___ EXTRAIT SOURCE ___

Histoire et société

Dieu me pardonne c'est son métier

L’empire met en scène le théâtre du monde multipolaire, vu du bureau ovale c’est la résistible ascension d’Arturo Ui, le gangster… (1)

L’Alaska et le Bureau ovale : une nouvelle grammaire du pouvoir, dit l’auteur qui décrit un monde tripolaire, dans lequel le reste du monde retient son souffle face à la déchéance de l’UE et la tentative d’acheter Poutine pour en finir avec les BRICS, la Chine. Il y a dans ce type de description d’incontestables vérités en particulier le constat : si l’Ukraine a été diminuée, l’Europe a été humiliée. Comme d’ailleurs la férocité de plus en plus en appétit de l’ogre impérial par exemple dans la Caraïbe. Mais on songe aussi à Arturo Ui parodiant la séduction par Hitler de l’Autriche devant le cadavre du chancelier Dolfuss, le marchand de chou-fleurs selon Brecht séduisant la Russie des oligarques ou prétendant le faire. Une réponse a été apportée par Lavrov et son tee shirt URSS (CCCP) et on le voit très bien à propos de l’Inde, mais aussi du continent asiatique, de l’Amérique latine dans laquelle la Russie joue le renforcement des BRICS, ne serait-ce qu’à travers le Brésil et l’Inde. Elle est plus en mesure de la faire à cause de ce qui en elle reste de l’URSS que la Chine y compris en Asie même, en Afghanistan, au Pakistan. Mais la Chine ne fait pas que regarder et là l’analyse est superficielle, elle est la seule véritable garantie de ce monde multipolaire, de la paix, comme du rôle retrouvé de la Russie devant ce cadavre qu’est l’UE. La Russie ne peut pas se laisser séduire, le maquignon n’a plus les moyens de sa politique… C’est digne d’une pièce de Brecht … (note et traduction de Danielle Bleitrach histoireetsociete)

21 août

Sommet de l’Alaska, août 2025

L’histoire se comprime parfois en une seule image. L’image de Donald Trump assis dans le Bureau ovale, convoquant les dirigeants de l’Europe et de l’Ukraine à sa table, après avoir rencontré Vladimir Poutine en Alaska, est l’un de ces moments. Il ne s’agissait pas simplement de diplomatie, mais de la mise en scène d’un nouvel ordre – un ordre où les États-Unis réaffirment leur domination sur l’Europe, où la Russie est courtisée comme un égal souverain et où la Chine regarde le jeu se dérouler.

Le Bureau ovale comme théâtre de la domination

En politique, le symbolisme est une stratégie. Lorsque Donald Trump a invité les dirigeants de l’Europe et Volodymyr Zelensky dans le Bureau ovale, il ne réunissait pas des alliés, mais des sujets. Autour de sa table se trouvaient l’Union européenne, dépouillée de ses illusions de souveraineté, et l’Ukraine, épuisée et dépendante. À ce moment-là, la hiérarchie du monde occidental a été rendue visible. Les États-Unis restaient le centre de gravité. L’Europe était provinciale. L’Ukraine était un protectorat dépendant.

___

**À FAIRE**
- a) Répondez à ces questions sur l'extrait consacré au sommet de l'Alaska :
(i) Où Donald Trump a-t-il rencontré Vladimir Poutine ?
(ii) Quel vêtement de Lavrov l'extrait mentionne-t-il ?
(iii) Comment l'Ukraine est-elle qualifiée dans la hiérarchie du monde occidental ?
- b) Recopiez mot pour mot le passage de l'extrait qui va de « L’histoire se comprime » à « jeu se dérouler. ».

___ DONNÉES FOURNIES ___

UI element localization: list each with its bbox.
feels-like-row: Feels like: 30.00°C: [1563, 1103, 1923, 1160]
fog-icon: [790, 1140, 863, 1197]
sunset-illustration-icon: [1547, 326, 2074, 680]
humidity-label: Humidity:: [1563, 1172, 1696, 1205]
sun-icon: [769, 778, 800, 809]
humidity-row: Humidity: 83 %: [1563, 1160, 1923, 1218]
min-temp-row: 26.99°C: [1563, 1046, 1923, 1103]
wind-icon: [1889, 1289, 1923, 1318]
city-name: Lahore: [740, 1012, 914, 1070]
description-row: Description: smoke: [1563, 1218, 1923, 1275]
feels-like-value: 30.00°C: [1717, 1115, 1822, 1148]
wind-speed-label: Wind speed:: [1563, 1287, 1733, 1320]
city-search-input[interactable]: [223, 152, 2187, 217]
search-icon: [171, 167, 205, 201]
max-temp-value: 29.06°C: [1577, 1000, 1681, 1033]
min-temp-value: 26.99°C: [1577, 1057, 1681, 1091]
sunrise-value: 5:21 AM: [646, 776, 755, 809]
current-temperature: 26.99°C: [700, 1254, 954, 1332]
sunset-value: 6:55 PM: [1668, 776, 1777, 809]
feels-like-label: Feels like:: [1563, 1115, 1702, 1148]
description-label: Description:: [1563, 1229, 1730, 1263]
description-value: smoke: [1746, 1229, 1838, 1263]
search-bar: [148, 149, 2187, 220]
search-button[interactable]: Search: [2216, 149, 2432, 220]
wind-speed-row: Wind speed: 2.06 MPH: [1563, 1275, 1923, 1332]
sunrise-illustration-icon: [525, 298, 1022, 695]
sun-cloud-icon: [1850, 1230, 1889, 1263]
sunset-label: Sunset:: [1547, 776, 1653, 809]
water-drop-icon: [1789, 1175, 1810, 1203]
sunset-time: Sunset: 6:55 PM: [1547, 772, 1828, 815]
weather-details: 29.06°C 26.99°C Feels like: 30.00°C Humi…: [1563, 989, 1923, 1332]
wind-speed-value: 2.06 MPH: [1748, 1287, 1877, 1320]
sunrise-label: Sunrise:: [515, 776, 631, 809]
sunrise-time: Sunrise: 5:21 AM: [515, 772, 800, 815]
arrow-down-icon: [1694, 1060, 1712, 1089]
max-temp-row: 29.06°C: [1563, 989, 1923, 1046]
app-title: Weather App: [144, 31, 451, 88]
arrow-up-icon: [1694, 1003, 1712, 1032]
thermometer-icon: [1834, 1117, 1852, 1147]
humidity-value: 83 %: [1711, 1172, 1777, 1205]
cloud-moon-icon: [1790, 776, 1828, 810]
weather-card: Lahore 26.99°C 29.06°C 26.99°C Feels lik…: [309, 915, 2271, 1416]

___

**RÉPONSES**
- a)
(i) En Alaska.
(ii) Son tee shirt URSS (CCCP).
(iii) Comme un protectorat dépendant.

- b)
L’histoire se comprime parfois en une seule image. L’image de Donald Trump assis dans le Bureau ovale, convoquant les dirigeants de l’Europe et de l’Ukraine à sa table, après avoir rencontré Vladimir Poutine en Alaska, est l’un de ces moments. Il ne s’agissait pas simplement de diplomatie, mais de la mise en scène d’un nouvel ordre – un ordre où les États-Unis réaffirment leur domination sur l’Europe, où la Russie est courtisée comme un égal souverain et où la Chine regarde le jeu se dérouler.